## Begin ENTRIES
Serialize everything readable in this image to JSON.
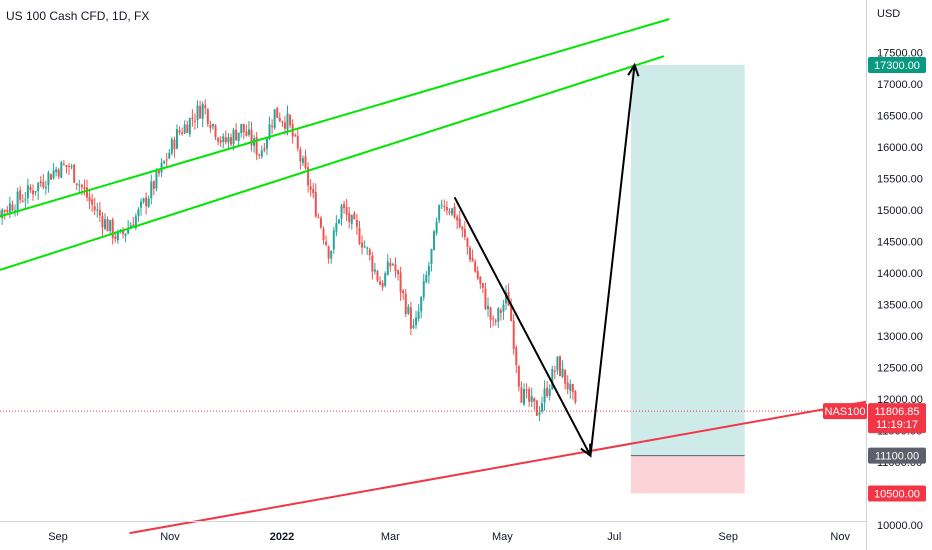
{
  "header": {
    "symbol_title": "US 100 Cash CFD, 1D, FX"
  },
  "chart_data": {
    "type": "candlestick",
    "currency": "USD",
    "ylim": [
      9870,
      17970
    ],
    "y_ticks": [
      10000,
      10500,
      11000,
      11500,
      12000,
      12500,
      13000,
      13500,
      14000,
      14500,
      15000,
      15500,
      16000,
      16500,
      17000,
      17500
    ],
    "y_tick_labels": [
      "10000.00",
      "10500.00",
      "11000.00",
      "11500.00",
      "12000.00",
      "12500.00",
      "13000.00",
      "13500.00",
      "14000.00",
      "14500.00",
      "15000.00",
      "15500.00",
      "16000.00",
      "16500.00",
      "17000.00",
      "17500.00"
    ],
    "x_tick_labels": [
      "Sep",
      "Nov",
      "2022",
      "Mar",
      "May",
      "Jul",
      "Sep",
      "Nov"
    ],
    "x_tick_dates": [
      "2021-09-01",
      "2021-11-01",
      "2022-01-01",
      "2022-03-01",
      "2022-05-01",
      "2022-07-01",
      "2022-09-01",
      "2022-11-01"
    ],
    "price_path": [
      [
        "2021-07-20",
        15000
      ],
      [
        "2021-08-01",
        14980
      ],
      [
        "2021-08-15",
        15250
      ],
      [
        "2021-08-31",
        15650
      ],
      [
        "2021-09-07",
        15700
      ],
      [
        "2021-09-20",
        15050
      ],
      [
        "2021-10-04",
        14530
      ],
      [
        "2021-10-15",
        14950
      ],
      [
        "2021-10-25",
        15500
      ],
      [
        "2021-11-05",
        16200
      ],
      [
        "2021-11-19",
        16650
      ],
      [
        "2021-11-30",
        16050
      ],
      [
        "2021-12-10",
        16300
      ],
      [
        "2021-12-20",
        15900
      ],
      [
        "2021-12-28",
        16550
      ],
      [
        "2022-01-04",
        16400
      ],
      [
        "2022-01-14",
        15550
      ],
      [
        "2022-01-27",
        14300
      ],
      [
        "2022-02-02",
        15050
      ],
      [
        "2022-02-14",
        14500
      ],
      [
        "2022-02-24",
        13800
      ],
      [
        "2022-03-02",
        14200
      ],
      [
        "2022-03-14",
        13050
      ],
      [
        "2022-03-23",
        14250
      ],
      [
        "2022-03-29",
        15150
      ],
      [
        "2022-04-05",
        14950
      ],
      [
        "2022-04-14",
        14250
      ],
      [
        "2022-04-26",
        13150
      ],
      [
        "2022-05-04",
        13650
      ],
      [
        "2022-05-11",
        12100
      ],
      [
        "2022-05-20",
        11800
      ],
      [
        "2022-05-31",
        12550
      ],
      [
        "2022-06-06",
        12200
      ],
      [
        "2022-06-10",
        11806.85
      ]
    ],
    "current_price": 11806.85,
    "instrument_tag": "NAS100",
    "countdown": "11:19:17",
    "position": {
      "start": "2022-07-10",
      "end": "2022-09-10",
      "entry": 11100,
      "target": 17300,
      "stop": 10500,
      "entry_label": "11100.00",
      "target_label": "17300.00",
      "stop_label": "10500.00",
      "current_label": "11806.85"
    },
    "channel_lines": [
      {
        "from": [
          "2021-07-20",
          14800
        ],
        "to": [
          "2022-07-31",
          18030
        ]
      },
      {
        "from": [
          "2021-07-20",
          13940
        ],
        "to": [
          "2022-07-28",
          17440
        ]
      }
    ],
    "support_line": {
      "from": [
        "2021-10-10",
        9870
      ],
      "to": [
        "2022-11-16",
        11960
      ]
    },
    "arrows": [
      {
        "from": [
          "2022-04-05",
          15200
        ],
        "to": [
          "2022-06-18",
          11100
        ]
      },
      {
        "from": [
          "2022-06-18",
          11100
        ],
        "to": [
          "2022-07-12",
          17300
        ]
      }
    ],
    "colors": {
      "up": "#26a69a",
      "down": "#ef5350",
      "channel": "#00e600",
      "support": "#f23645",
      "target_zone": "rgba(38,166,154,0.22)",
      "stop_zone": "rgba(242,54,69,0.22)",
      "entry_badge": "#5d606b",
      "target_badge": "#089981",
      "stop_badge": "#f23645"
    }
  }
}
## End ENTRIES
- AIM OF THE EXERCISE -
Repeat all the data as it stands, dropping any images it holds.

- SOLUTION FOR THIS TASK -
Serialize everything readable in this image to JSON.
{
  "header": {
    "symbol_title": "US 100 Cash CFD, 1D, FX"
  },
  "chart_data": {
    "type": "candlestick",
    "currency": "USD",
    "ylim": [
      9870,
      17970
    ],
    "y_ticks": [
      10000,
      10500,
      11000,
      11500,
      12000,
      12500,
      13000,
      13500,
      14000,
      14500,
      15000,
      15500,
      16000,
      16500,
      17000,
      17500
    ],
    "y_tick_labels": [
      "10000.00",
      "10500.00",
      "11000.00",
      "11500.00",
      "12000.00",
      "12500.00",
      "13000.00",
      "13500.00",
      "14000.00",
      "14500.00",
      "15000.00",
      "15500.00",
      "16000.00",
      "16500.00",
      "17000.00",
      "17500.00"
    ],
    "x_tick_labels": [
      "Sep",
      "Nov",
      "2022",
      "Mar",
      "May",
      "Jul",
      "Sep",
      "Nov"
    ],
    "x_tick_dates": [
      "2021-09-01",
      "2021-11-01",
      "2022-01-01",
      "2022-03-01",
      "2022-05-01",
      "2022-07-01",
      "2022-09-01",
      "2022-11-01"
    ],
    "price_path": [
      [
        "2021-07-20",
        15000
      ],
      [
        "2021-08-01",
        14980
      ],
      [
        "2021-08-15",
        15250
      ],
      [
        "2021-08-31",
        15650
      ],
      [
        "2021-09-07",
        15700
      ],
      [
        "2021-09-20",
        15050
      ],
      [
        "2021-10-04",
        14530
      ],
      [
        "2021-10-15",
        14950
      ],
      [
        "2021-10-25",
        15500
      ],
      [
        "2021-11-05",
        16200
      ],
      [
        "2021-11-19",
        16650
      ],
      [
        "2021-11-30",
        16050
      ],
      [
        "2021-12-10",
        16300
      ],
      [
        "2021-12-20",
        15900
      ],
      [
        "2021-12-28",
        16550
      ],
      [
        "2022-01-04",
        16400
      ],
      [
        "2022-01-14",
        15550
      ],
      [
        "2022-01-27",
        14300
      ],
      [
        "2022-02-02",
        15050
      ],
      [
        "2022-02-14",
        14500
      ],
      [
        "2022-02-24",
        13800
      ],
      [
        "2022-03-02",
        14200
      ],
      [
        "2022-03-14",
        13050
      ],
      [
        "2022-03-23",
        14250
      ],
      [
        "2022-03-29",
        15150
      ],
      [
        "2022-04-05",
        14950
      ],
      [
        "2022-04-14",
        14250
      ],
      [
        "2022-04-26",
        13150
      ],
      [
        "2022-05-04",
        13650
      ],
      [
        "2022-05-11",
        12100
      ],
      [
        "2022-05-20",
        11800
      ],
      [
        "2022-05-31",
        12550
      ],
      [
        "2022-06-06",
        12200
      ],
      [
        "2022-06-10",
        11806.85
      ]
    ],
    "current_price": 11806.85,
    "instrument_tag": "NAS100",
    "countdown": "11:19:17",
    "position": {
      "start": "2022-07-10",
      "end": "2022-09-10",
      "entry": 11100,
      "target": 17300,
      "stop": 10500,
      "entry_label": "11100.00",
      "target_label": "17300.00",
      "stop_label": "10500.00",
      "current_label": "11806.85"
    },
    "channel_lines": [
      {
        "from": [
          "2021-07-20",
          14800
        ],
        "to": [
          "2022-07-31",
          18030
        ]
      },
      {
        "from": [
          "2021-07-20",
          13940
        ],
        "to": [
          "2022-07-28",
          17440
        ]
      }
    ],
    "support_line": {
      "from": [
        "2021-10-10",
        9870
      ],
      "to": [
        "2022-11-16",
        11960
      ]
    },
    "arrows": [
      {
        "from": [
          "2022-04-05",
          15200
        ],
        "to": [
          "2022-06-18",
          11100
        ]
      },
      {
        "from": [
          "2022-06-18",
          11100
        ],
        "to": [
          "2022-07-12",
          17300
        ]
      }
    ],
    "colors": {
      "up": "#26a69a",
      "down": "#ef5350",
      "channel": "#00e600",
      "support": "#f23645",
      "target_zone": "rgba(38,166,154,0.22)",
      "stop_zone": "rgba(242,54,69,0.22)",
      "entry_badge": "#5d606b",
      "target_badge": "#089981",
      "stop_badge": "#f23645"
    }
  }
}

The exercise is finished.